## begin Records for the task
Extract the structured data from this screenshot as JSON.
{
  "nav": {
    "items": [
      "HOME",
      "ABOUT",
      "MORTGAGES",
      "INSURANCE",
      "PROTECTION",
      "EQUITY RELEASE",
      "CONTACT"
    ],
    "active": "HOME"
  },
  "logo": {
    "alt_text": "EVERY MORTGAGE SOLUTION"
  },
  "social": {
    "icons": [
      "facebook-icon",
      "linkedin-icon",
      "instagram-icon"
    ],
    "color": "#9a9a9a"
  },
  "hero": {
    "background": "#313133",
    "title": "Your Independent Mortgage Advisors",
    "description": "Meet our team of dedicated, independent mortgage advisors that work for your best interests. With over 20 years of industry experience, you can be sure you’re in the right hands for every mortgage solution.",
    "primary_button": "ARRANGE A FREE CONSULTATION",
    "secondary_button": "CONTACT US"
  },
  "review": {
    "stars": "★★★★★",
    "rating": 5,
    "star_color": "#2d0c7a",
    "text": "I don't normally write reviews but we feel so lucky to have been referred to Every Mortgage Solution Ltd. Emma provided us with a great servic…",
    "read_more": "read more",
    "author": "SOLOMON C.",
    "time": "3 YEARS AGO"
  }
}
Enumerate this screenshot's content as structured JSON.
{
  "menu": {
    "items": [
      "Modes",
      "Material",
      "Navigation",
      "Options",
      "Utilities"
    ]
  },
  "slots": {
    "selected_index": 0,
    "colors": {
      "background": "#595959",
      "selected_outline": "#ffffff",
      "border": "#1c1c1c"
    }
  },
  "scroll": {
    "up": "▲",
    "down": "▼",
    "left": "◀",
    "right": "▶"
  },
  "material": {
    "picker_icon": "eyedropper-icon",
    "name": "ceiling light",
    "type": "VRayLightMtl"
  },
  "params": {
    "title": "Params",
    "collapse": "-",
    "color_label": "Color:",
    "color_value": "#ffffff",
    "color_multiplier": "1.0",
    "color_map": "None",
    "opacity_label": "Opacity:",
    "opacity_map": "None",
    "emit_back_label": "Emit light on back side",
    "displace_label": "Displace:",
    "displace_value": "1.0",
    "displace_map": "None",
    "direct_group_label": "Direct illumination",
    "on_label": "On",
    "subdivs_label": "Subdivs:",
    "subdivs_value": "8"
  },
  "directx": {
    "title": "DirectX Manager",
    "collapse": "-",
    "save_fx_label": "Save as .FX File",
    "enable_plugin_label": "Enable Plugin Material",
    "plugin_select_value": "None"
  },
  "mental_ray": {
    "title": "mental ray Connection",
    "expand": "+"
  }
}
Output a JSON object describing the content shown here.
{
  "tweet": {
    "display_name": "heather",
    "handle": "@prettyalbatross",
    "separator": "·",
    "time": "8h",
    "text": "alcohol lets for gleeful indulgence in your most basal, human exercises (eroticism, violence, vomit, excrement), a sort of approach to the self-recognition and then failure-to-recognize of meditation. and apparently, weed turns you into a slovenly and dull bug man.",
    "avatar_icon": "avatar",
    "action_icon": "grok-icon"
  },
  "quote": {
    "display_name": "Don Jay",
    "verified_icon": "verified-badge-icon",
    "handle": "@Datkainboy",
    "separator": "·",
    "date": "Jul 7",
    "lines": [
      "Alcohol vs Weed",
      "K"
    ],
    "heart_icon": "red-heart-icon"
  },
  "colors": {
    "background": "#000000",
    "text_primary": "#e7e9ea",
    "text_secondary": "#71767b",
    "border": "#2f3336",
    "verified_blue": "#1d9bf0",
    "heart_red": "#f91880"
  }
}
## end Records for the task
Working from the listing above, pick out every line that has "ffffff" and copy it.

* **Final answer**
      "selected_outline": "#ffffff",
    "color_value": "#ffffff",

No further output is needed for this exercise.